Problem statement
Scan the material and copy every line in which "LANs" appears.

☆ ☆ ☆ ☆

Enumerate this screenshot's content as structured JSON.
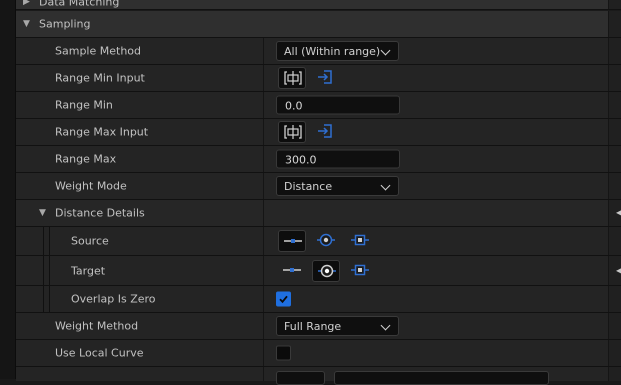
{
  "sections": {
    "data_matching": {
      "label": "Data Matching"
    },
    "sampling": {
      "label": "Sampling"
    }
  },
  "properties": {
    "sample_method": {
      "label": "Sample Method",
      "value": "All (Within range)"
    },
    "range_min_input": {
      "label": "Range Min Input"
    },
    "range_min": {
      "label": "Range Min",
      "value": "0.0"
    },
    "range_max_input": {
      "label": "Range Max Input"
    },
    "range_max": {
      "label": "Range Max",
      "value": "300.0"
    },
    "weight_mode": {
      "label": "Weight Mode",
      "value": "Distance"
    },
    "distance_details": {
      "label": "Distance Details"
    },
    "source": {
      "label": "Source",
      "selected": "line-icon"
    },
    "target": {
      "label": "Target",
      "selected": "circle-point-icon"
    },
    "overlap_is_zero": {
      "label": "Overlap Is Zero",
      "checked": true
    },
    "weight_method": {
      "label": "Weight Method",
      "value": "Full Range"
    },
    "use_local_curve": {
      "label": "Use Local Curve",
      "checked": false
    }
  },
  "colors": {
    "accent": "#2f6fd1",
    "check": "#1f6fe0"
  }
}
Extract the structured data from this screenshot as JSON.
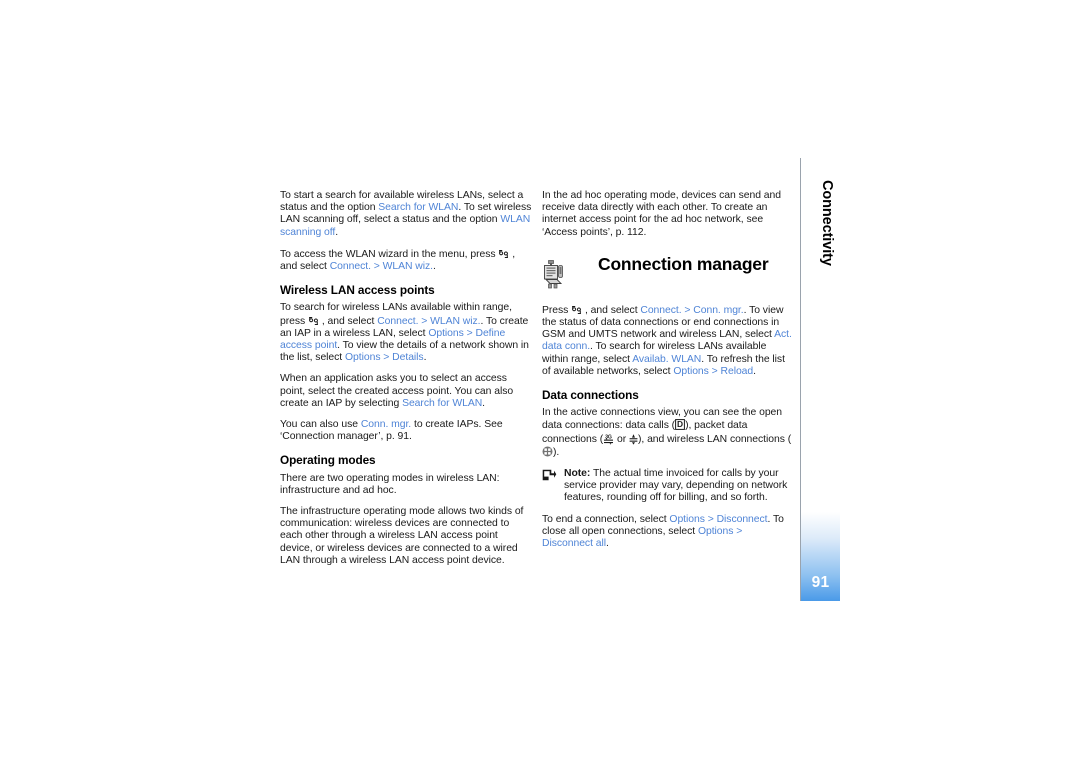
{
  "document": {
    "page_number": "91",
    "side_tab_label": "Connectivity",
    "link_color": "#4f84d6",
    "text_color": "#1a1a1a"
  },
  "left_column": {
    "para_wlan_search": {
      "t1": "To start a search for available wireless LANs, select a status and the option ",
      "l1": "Search for WLAN",
      "t2": ". To set wireless LAN scanning off, select a status and the option ",
      "l2": "WLAN scanning off",
      "t3": "."
    },
    "para_wizard": {
      "t1": "To access the WLAN wizard in the menu, press ",
      "icon": "menu-key-icon",
      "t2": " , and select ",
      "l1": "Connect.",
      "sep": " > ",
      "l2": "WLAN wiz.",
      "t3": "."
    },
    "heading_access_points": "Wireless LAN access points",
    "para_search_range": {
      "t1": "To search for wireless LANs available within range, press ",
      "icon": "menu-key-icon",
      "t2": " , and select ",
      "l1": "Connect.",
      "sep1": " > ",
      "l2": "WLAN wiz.",
      "t3": ". To create an IAP in a wireless LAN, select ",
      "l3": "Options",
      "sep2": " > ",
      "l4": "Define access point",
      "t4": ". To view the details of a network shown in the list, select ",
      "l5": "Options",
      "sep3": " > ",
      "l6": "Details",
      "t5": "."
    },
    "para_application_asks": {
      "t1": "When an application asks you to select an access point, select the created access point. You can also create an IAP by selecting ",
      "l1": "Search for WLAN",
      "t2": "."
    },
    "para_conn_mgr": {
      "t1": "You can also use ",
      "l1": "Conn. mgr.",
      "t2": " to create IAPs. See ‘Connection manager’, p. 91."
    },
    "heading_operating_modes": "Operating modes",
    "para_two_modes": "There are two operating modes in wireless LAN: infrastructure and ad hoc.",
    "para_infrastructure": "The infrastructure operating mode allows two kinds of communication: wireless devices are connected to each other through a wireless LAN access point device, or wireless devices are connected to a wired LAN through a wireless LAN access point device."
  },
  "right_column": {
    "para_ad_hoc": "In the ad hoc operating mode, devices can send and receive data directly with each other. To create an internet access point for the ad hoc network, see ‘Access points’, p. 112.",
    "heading_connection_manager": "Connection manager",
    "connection_manager_icon": "connection-manager-icon",
    "para_press_connect": {
      "t1": "Press ",
      "icon": "menu-key-icon",
      "t2": " , and select ",
      "l1": "Connect.",
      "sep1": " > ",
      "l2": "Conn. mgr.",
      "t3": ". To view the status of data connections or end connections in GSM and UMTS network and wireless LAN, select ",
      "l3": "Act. data conn.",
      "t4": ". To search for wireless LANs available within range, select ",
      "l4": "Availab. WLAN",
      "t5": ". To refresh the list of available networks, select ",
      "l5": "Options",
      "sep2": " > ",
      "l6": "Reload",
      "t6": "."
    },
    "heading_data_connections": "Data connections",
    "para_active_view": {
      "t1": "In the active connections view, you can see the open data connections: data calls (",
      "icon1": "data-call-d-icon",
      "t2": "), packet data connections (",
      "icon2": "packet-3g-icon",
      "t3": " or ",
      "icon3": "packet-gprs-icon",
      "t4": "), and wireless LAN connections (",
      "icon4": "wlan-grid-icon",
      "t5": ")."
    },
    "note": {
      "icon": "note-arrow-icon",
      "label": "Note:",
      "text": " The actual time invoiced for calls by your service provider may vary, depending on network features, rounding off for billing, and so forth."
    },
    "para_end_connection": {
      "t1": "To end a connection, select ",
      "l1": "Options",
      "sep1": " > ",
      "l2": "Disconnect",
      "t2": ". To close all open connections, select ",
      "l3": "Options",
      "sep2": " > ",
      "l4": "Disconnect all",
      "t3": "."
    }
  }
}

☆ ☆ ☆ ☆

Exercise answer
      "t1": "To start a search for available wireless LANs, select a status and the option ",
      "t1": "To search for wireless LANs available within range, press ",
      "t4": ". To search for wireless LANs available within range, select ",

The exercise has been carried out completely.